EXERCISE PROMPT ▸ Return, word for word, every line that follows.

Records
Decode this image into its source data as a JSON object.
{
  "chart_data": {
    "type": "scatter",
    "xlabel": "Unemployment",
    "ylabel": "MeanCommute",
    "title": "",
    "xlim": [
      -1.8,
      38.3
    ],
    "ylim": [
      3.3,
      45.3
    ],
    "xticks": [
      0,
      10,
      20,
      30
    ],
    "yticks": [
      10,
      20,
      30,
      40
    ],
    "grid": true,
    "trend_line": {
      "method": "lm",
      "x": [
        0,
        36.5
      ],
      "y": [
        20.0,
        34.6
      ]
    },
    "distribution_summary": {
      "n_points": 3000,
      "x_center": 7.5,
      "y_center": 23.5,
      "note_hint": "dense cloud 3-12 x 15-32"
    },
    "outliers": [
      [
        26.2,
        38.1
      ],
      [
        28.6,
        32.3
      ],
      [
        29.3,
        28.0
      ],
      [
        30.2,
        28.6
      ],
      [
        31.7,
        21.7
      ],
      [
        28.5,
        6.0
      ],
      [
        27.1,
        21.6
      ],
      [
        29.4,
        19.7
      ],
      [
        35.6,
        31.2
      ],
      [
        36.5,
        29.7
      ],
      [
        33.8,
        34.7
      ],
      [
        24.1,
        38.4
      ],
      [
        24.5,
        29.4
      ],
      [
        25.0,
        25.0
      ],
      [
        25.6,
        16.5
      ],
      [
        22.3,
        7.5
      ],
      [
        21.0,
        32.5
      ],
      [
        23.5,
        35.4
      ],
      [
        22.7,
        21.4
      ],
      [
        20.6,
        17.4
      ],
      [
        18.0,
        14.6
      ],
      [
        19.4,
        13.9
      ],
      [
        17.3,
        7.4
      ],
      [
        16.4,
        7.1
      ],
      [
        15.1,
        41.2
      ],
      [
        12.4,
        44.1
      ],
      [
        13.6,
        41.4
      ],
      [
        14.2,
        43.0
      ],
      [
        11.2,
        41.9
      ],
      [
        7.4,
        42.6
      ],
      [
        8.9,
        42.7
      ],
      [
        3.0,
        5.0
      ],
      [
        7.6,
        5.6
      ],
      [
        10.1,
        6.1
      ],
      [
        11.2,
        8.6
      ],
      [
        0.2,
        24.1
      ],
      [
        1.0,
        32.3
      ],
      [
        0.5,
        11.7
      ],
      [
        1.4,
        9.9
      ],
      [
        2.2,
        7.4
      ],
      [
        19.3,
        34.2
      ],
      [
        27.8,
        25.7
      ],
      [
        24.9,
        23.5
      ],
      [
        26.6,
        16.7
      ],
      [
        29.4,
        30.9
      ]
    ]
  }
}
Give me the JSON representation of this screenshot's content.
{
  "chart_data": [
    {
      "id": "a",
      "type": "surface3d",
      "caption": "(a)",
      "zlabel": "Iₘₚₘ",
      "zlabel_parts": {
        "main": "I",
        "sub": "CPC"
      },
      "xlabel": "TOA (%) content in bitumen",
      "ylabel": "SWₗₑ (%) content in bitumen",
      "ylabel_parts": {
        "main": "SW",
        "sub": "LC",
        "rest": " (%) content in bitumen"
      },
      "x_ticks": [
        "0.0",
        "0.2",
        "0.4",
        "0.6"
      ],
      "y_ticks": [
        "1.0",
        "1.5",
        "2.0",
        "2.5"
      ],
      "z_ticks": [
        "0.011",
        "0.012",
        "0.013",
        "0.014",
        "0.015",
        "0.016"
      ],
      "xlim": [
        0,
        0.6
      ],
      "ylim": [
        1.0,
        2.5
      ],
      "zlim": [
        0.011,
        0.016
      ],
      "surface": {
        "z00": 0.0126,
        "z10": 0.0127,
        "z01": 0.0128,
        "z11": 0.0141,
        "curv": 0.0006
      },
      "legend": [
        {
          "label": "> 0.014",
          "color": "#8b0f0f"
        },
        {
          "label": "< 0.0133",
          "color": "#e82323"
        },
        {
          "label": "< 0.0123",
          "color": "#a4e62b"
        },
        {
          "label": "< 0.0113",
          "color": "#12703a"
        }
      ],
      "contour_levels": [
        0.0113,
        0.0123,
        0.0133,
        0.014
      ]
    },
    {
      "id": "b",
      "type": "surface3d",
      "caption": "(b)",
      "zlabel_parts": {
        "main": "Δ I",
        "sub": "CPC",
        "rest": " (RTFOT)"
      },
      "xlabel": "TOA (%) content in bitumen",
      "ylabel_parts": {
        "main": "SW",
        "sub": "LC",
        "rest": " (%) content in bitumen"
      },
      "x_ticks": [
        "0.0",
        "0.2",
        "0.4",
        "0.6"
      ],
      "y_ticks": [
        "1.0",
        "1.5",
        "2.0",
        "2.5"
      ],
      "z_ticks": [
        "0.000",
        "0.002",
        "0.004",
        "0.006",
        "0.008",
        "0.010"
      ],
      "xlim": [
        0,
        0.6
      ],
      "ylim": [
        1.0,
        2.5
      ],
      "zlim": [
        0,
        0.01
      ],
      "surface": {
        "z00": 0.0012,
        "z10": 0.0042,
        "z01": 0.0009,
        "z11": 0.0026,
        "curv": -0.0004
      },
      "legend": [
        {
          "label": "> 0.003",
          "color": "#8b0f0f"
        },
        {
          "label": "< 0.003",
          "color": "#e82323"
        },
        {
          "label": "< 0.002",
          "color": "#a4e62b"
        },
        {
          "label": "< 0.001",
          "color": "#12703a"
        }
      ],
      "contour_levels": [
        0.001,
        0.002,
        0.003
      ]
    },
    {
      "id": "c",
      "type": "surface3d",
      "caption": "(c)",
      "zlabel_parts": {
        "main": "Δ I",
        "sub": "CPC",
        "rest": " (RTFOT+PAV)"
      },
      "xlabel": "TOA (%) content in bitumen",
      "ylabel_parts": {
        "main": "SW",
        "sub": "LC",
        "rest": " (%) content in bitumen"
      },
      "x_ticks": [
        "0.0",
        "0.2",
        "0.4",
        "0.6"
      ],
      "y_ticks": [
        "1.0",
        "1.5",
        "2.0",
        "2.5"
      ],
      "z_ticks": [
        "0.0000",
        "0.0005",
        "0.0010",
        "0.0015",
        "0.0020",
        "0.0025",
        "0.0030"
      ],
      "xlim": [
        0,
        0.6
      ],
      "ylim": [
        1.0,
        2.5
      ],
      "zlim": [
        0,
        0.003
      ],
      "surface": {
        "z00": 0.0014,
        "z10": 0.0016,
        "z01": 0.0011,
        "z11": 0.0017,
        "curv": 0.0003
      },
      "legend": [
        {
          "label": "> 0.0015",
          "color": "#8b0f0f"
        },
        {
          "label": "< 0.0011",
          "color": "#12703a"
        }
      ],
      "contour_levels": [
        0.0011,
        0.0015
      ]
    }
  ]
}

EXPECTED OUTPUT ▸
Decode this image into its source data as a JSON object.
{
  "chart_data": {
    "type": "scatter",
    "xlabel": "Unemployment",
    "ylabel": "MeanCommute",
    "title": "",
    "xlim": [
      -1.8,
      38.3
    ],
    "ylim": [
      3.3,
      45.3
    ],
    "xticks": [
      0,
      10,
      20,
      30
    ],
    "yticks": [
      10,
      20,
      30,
      40
    ],
    "grid": true,
    "trend_line": {
      "method": "lm",
      "x": [
        0,
        36.5
      ],
      "y": [
        20.0,
        34.6
      ]
    },
    "distribution_summary": {
      "n_points": 3000,
      "x_center": 7.5,
      "y_center": 23.5,
      "note_hint": "dense cloud 3-12 x 15-32"
    },
    "outliers": [
      [
        26.2,
        38.1
      ],
      [
        28.6,
        32.3
      ],
      [
        29.3,
        28.0
      ],
      [
        30.2,
        28.6
      ],
      [
        31.7,
        21.7
      ],
      [
        28.5,
        6.0
      ],
      [
        27.1,
        21.6
      ],
      [
        29.4,
        19.7
      ],
      [
        35.6,
        31.2
      ],
      [
        36.5,
        29.7
      ],
      [
        33.8,
        34.7
      ],
      [
        24.1,
        38.4
      ],
      [
        24.5,
        29.4
      ],
      [
        25.0,
        25.0
      ],
      [
        25.6,
        16.5
      ],
      [
        22.3,
        7.5
      ],
      [
        21.0,
        32.5
      ],
      [
        23.5,
        35.4
      ],
      [
        22.7,
        21.4
      ],
      [
        20.6,
        17.4
      ],
      [
        18.0,
        14.6
      ],
      [
        19.4,
        13.9
      ],
      [
        17.3,
        7.4
      ],
      [
        16.4,
        7.1
      ],
      [
        15.1,
        41.2
      ],
      [
        12.4,
        44.1
      ],
      [
        13.6,
        41.4
      ],
      [
        14.2,
        43.0
      ],
      [
        11.2,
        41.9
      ],
      [
        7.4,
        42.6
      ],
      [
        8.9,
        42.7
      ],
      [
        3.0,
        5.0
      ],
      [
        7.6,
        5.6
      ],
      [
        10.1,
        6.1
      ],
      [
        11.2,
        8.6
      ],
      [
        0.2,
        24.1
      ],
      [
        1.0,
        32.3
      ],
      [
        0.5,
        11.7
      ],
      [
        1.4,
        9.9
      ],
      [
        2.2,
        7.4
      ],
      [
        19.3,
        34.2
      ],
      [
        27.8,
        25.7
      ],
      [
        24.9,
        23.5
      ],
      [
        26.6,
        16.7
      ],
      [
        29.4,
        30.9
      ]
    ]
  }
}
Give me the JSON representation of this screenshot's content.
{
  "chart_data": [
    {
      "id": "a",
      "type": "surface3d",
      "caption": "(a)",
      "zlabel": "Iₘₚₘ",
      "zlabel_parts": {
        "main": "I",
        "sub": "CPC"
      },
      "xlabel": "TOA (%) content in bitumen",
      "ylabel": "SWₗₑ (%) content in bitumen",
      "ylabel_parts": {
        "main": "SW",
        "sub": "LC",
        "rest": " (%) content in bitumen"
      },
      "x_ticks": [
        "0.0",
        "0.2",
        "0.4",
        "0.6"
      ],
      "y_ticks": [
        "1.0",
        "1.5",
        "2.0",
        "2.5"
      ],
      "z_ticks": [
        "0.011",
        "0.012",
        "0.013",
        "0.014",
        "0.015",
        "0.016"
      ],
      "xlim": [
        0,
        0.6
      ],
      "ylim": [
        1.0,
        2.5
      ],
      "zlim": [
        0.011,
        0.016
      ],
      "surface": {
        "z00": 0.0126,
        "z10": 0.0127,
        "z01": 0.0128,
        "z11": 0.0141,
        "curv": 0.0006
      },
      "legend": [
        {
          "label": "> 0.014",
          "color": "#8b0f0f"
        },
        {
          "label": "< 0.0133",
          "color": "#e82323"
        },
        {
          "label": "< 0.0123",
          "color": "#a4e62b"
        },
        {
          "label": "< 0.0113",
          "color": "#12703a"
        }
      ],
      "contour_levels": [
        0.0113,
        0.0123,
        0.0133,
        0.014
      ]
    },
    {
      "id": "b",
      "type": "surface3d",
      "caption": "(b)",
      "zlabel_parts": {
        "main": "Δ I",
        "sub": "CPC",
        "rest": " (RTFOT)"
      },
      "xlabel": "TOA (%) content in bitumen",
      "ylabel_parts": {
        "main": "SW",
        "sub": "LC",
        "rest": " (%) content in bitumen"
      },
      "x_ticks": [
        "0.0",
        "0.2",
        "0.4",
        "0.6"
      ],
      "y_ticks": [
        "1.0",
        "1.5",
        "2.0",
        "2.5"
      ],
      "z_ticks": [
        "0.000",
        "0.002",
        "0.004",
        "0.006",
        "0.008",
        "0.010"
      ],
      "xlim": [
        0,
        0.6
      ],
      "ylim": [
        1.0,
        2.5
      ],
      "zlim": [
        0,
        0.01
      ],
      "surface": {
        "z00": 0.0012,
        "z10": 0.0042,
        "z01": 0.0009,
        "z11": 0.0026,
        "curv": -0.0004
      },
      "legend": [
        {
          "label": "> 0.003",
          "color": "#8b0f0f"
        },
        {
          "label": "< 0.003",
          "color": "#e82323"
        },
        {
          "label": "< 0.002",
          "color": "#a4e62b"
        },
        {
          "label": "< 0.001",
          "color": "#12703a"
        }
      ],
      "contour_levels": [
        0.001,
        0.002,
        0.003
      ]
    },
    {
      "id": "c",
      "type": "surface3d",
      "caption": "(c)",
      "zlabel_parts": {
        "main": "Δ I",
        "sub": "CPC",
        "rest": " (RTFOT+PAV)"
      },
      "xlabel": "TOA (%) content in bitumen",
      "ylabel_parts": {
        "main": "SW",
        "sub": "LC",
        "rest": " (%) content in bitumen"
      },
      "x_ticks": [
        "0.0",
        "0.2",
        "0.4",
        "0.6"
      ],
      "y_ticks": [
        "1.0",
        "1.5",
        "2.0",
        "2.5"
      ],
      "z_ticks": [
        "0.0000",
        "0.0005",
        "0.0010",
        "0.0015",
        "0.0020",
        "0.0025",
        "0.0030"
      ],
      "xlim": [
        0,
        0.6
      ],
      "ylim": [
        1.0,
        2.5
      ],
      "zlim": [
        0,
        0.003
      ],
      "surface": {
        "z00": 0.0014,
        "z10": 0.0016,
        "z01": 0.0011,
        "z11": 0.0017,
        "curv": 0.0003
      },
      "legend": [
        {
          "label": "> 0.0015",
          "color": "#8b0f0f"
        },
        {
          "label": "< 0.0011",
          "color": "#12703a"
        }
      ],
      "contour_levels": [
        0.0011,
        0.0015
      ]
    }
  ]
}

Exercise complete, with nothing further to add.